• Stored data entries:

::::

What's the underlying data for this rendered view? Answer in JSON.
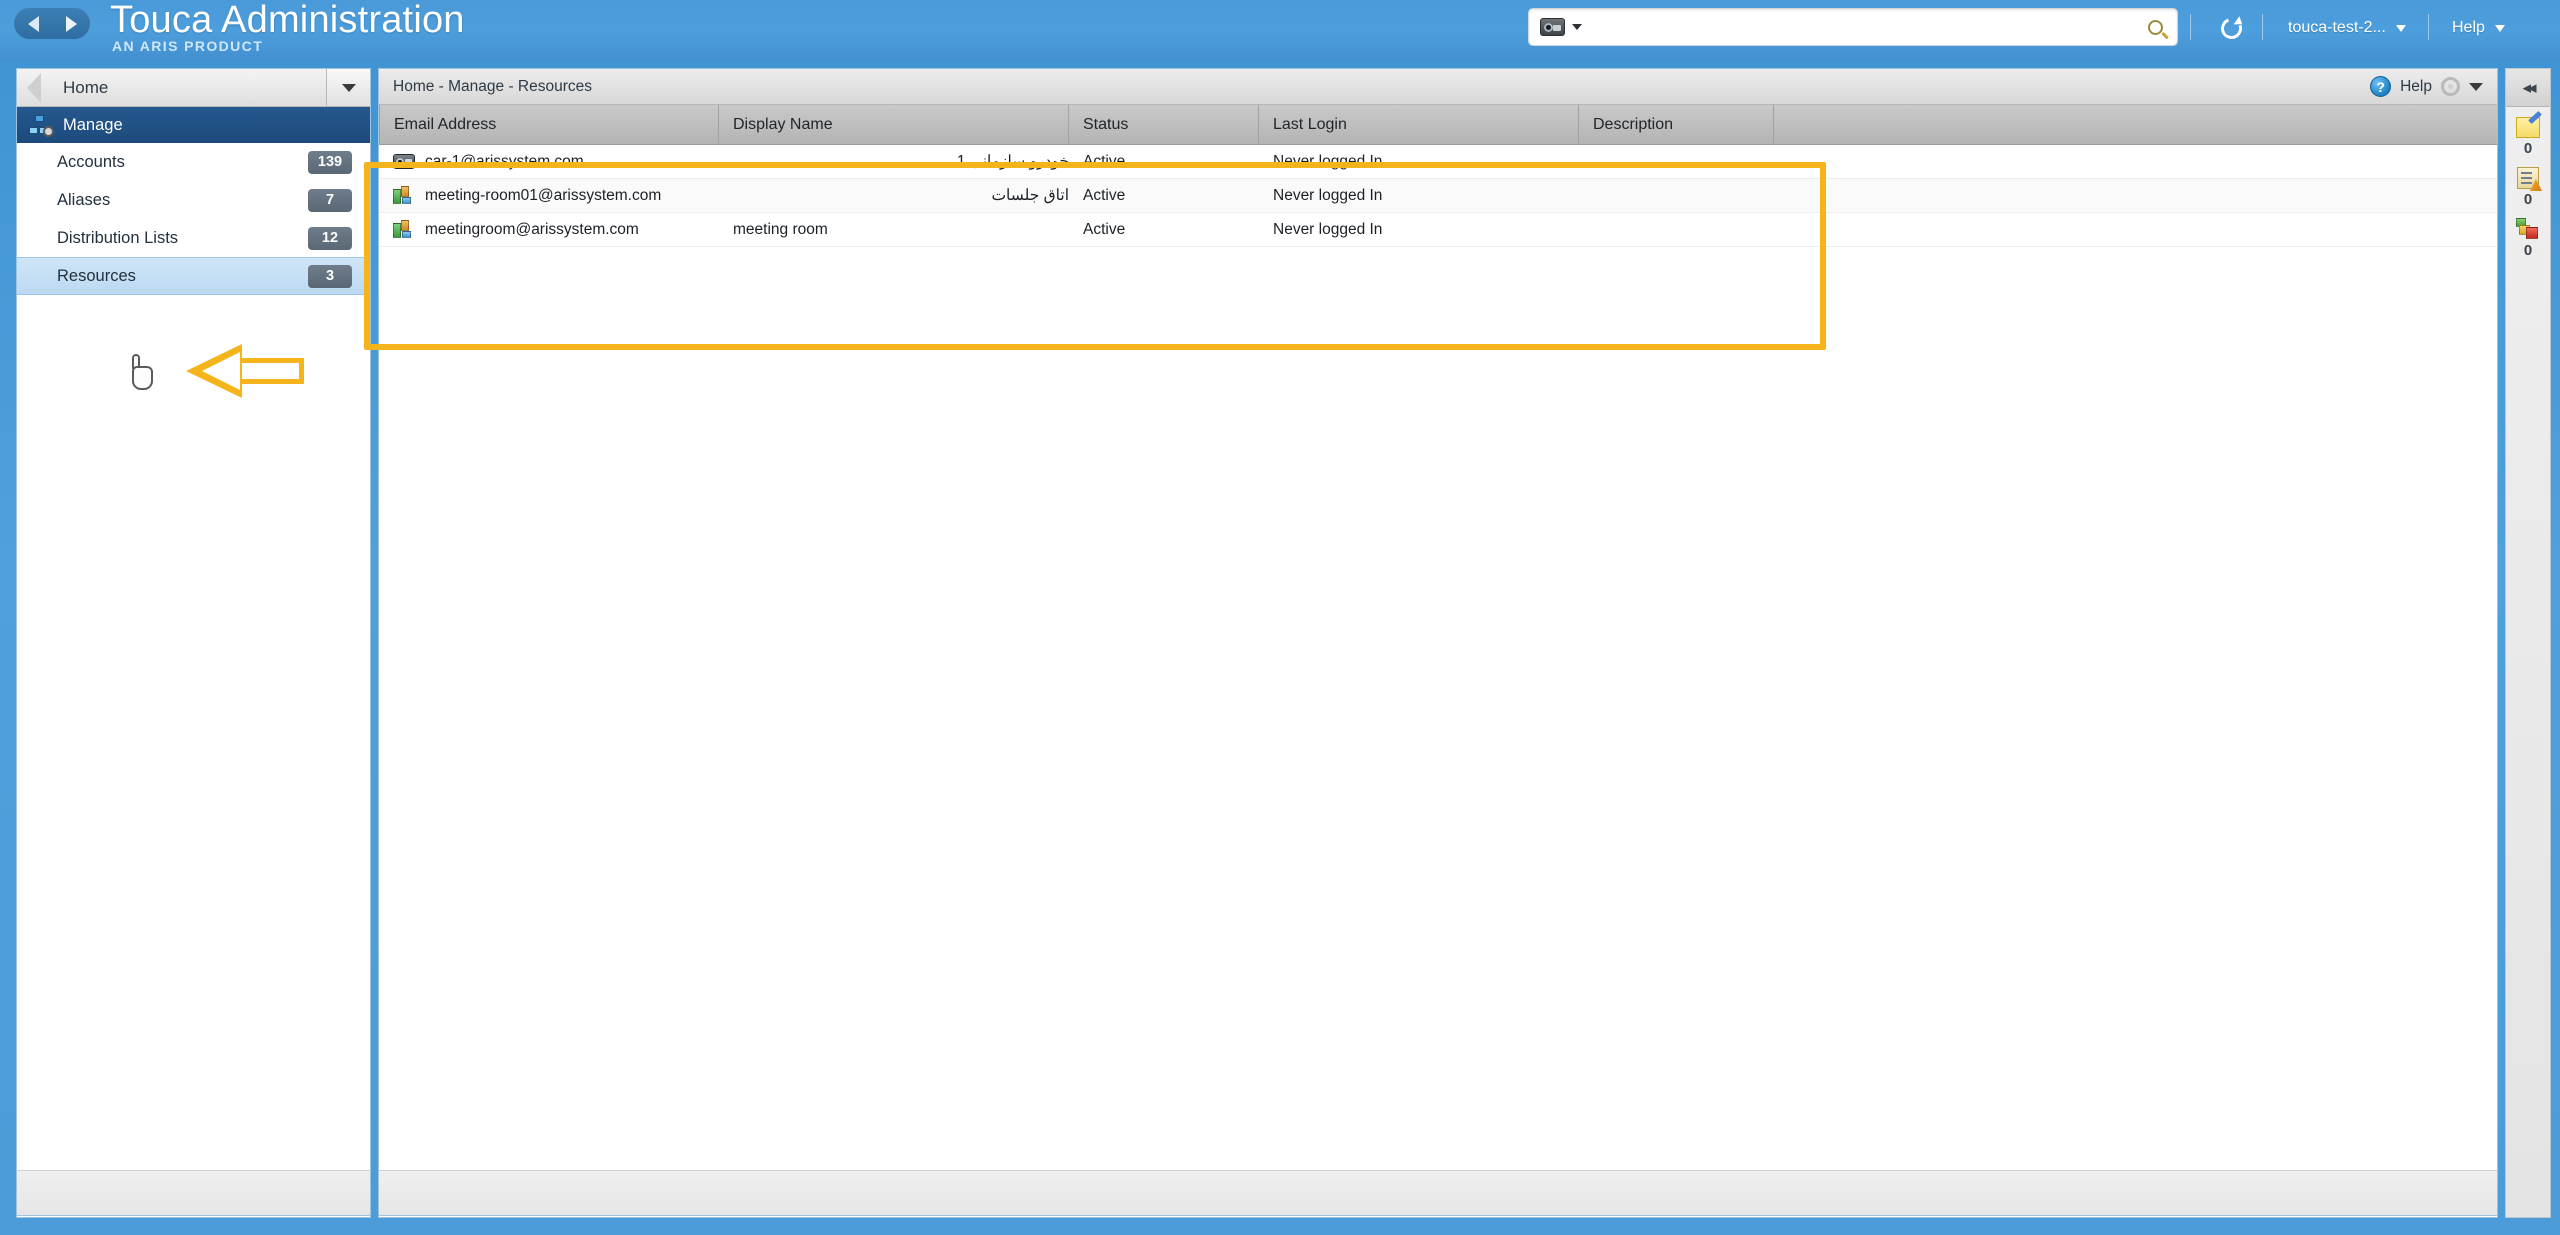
{
  "topbar": {
    "nav_back_icon": "triangle-left-icon",
    "nav_forward_icon": "triangle-right-icon",
    "brand_title": "Touca Administration",
    "brand_subtitle": "AN ARIS PRODUCT",
    "search": {
      "scope_icon": "resource-icon",
      "value": "",
      "placeholder": "",
      "search_icon": "magnifier-icon"
    },
    "refresh_icon": "refresh-icon",
    "user_menu": "touca-test-2...",
    "help_menu": "Help"
  },
  "sidebar": {
    "home_label": "Home",
    "group": {
      "label": "Manage",
      "icon": "manage-users-gear-icon"
    },
    "items": [
      {
        "label": "Accounts",
        "count": "139"
      },
      {
        "label": "Aliases",
        "count": "7"
      },
      {
        "label": "Distribution Lists",
        "count": "12"
      },
      {
        "label": "Resources",
        "count": "3"
      }
    ],
    "selected": "Resources"
  },
  "content": {
    "breadcrumb": "Home - Manage - Resources",
    "help_label": "Help",
    "help_icon": "question-circle-icon",
    "settings_icon": "gear-icon",
    "columns": [
      "Email Address",
      "Display Name",
      "Status",
      "Last Login",
      "Description"
    ],
    "rows": [
      {
        "icon": "car-resource-icon",
        "email": "car-1@arissystem.com",
        "display_name": "خودرو سازمانی 1",
        "status": "Active",
        "last_login": "Never logged In",
        "description": ""
      },
      {
        "icon": "room-resource-icon",
        "email": "meeting-room01@arissystem.com",
        "display_name": "اتاق جلسات",
        "status": "Active",
        "last_login": "Never logged In",
        "description": ""
      },
      {
        "icon": "room-resource-icon",
        "email": "meetingroom@arissystem.com",
        "display_name": "meeting room",
        "status": "Active",
        "last_login": "Never logged In",
        "description": ""
      }
    ]
  },
  "rail": {
    "collapse_icon": "collapse-left-icon",
    "items": [
      {
        "icon": "note-pen-icon",
        "count": "0"
      },
      {
        "icon": "clipboard-task-icon",
        "count": "0"
      },
      {
        "icon": "status-blocks-icon",
        "count": "0"
      }
    ]
  },
  "annotations": {
    "highlight_color": "#f5b31c",
    "arrow_target": "Resources",
    "rect_target": "resources-table"
  }
}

::::

• Your instructions: Extract each line from the entries above that contains the string "Home".

• Written response:
    "home_label": "Home",
    "breadcrumb": "Home - Manage - Resources",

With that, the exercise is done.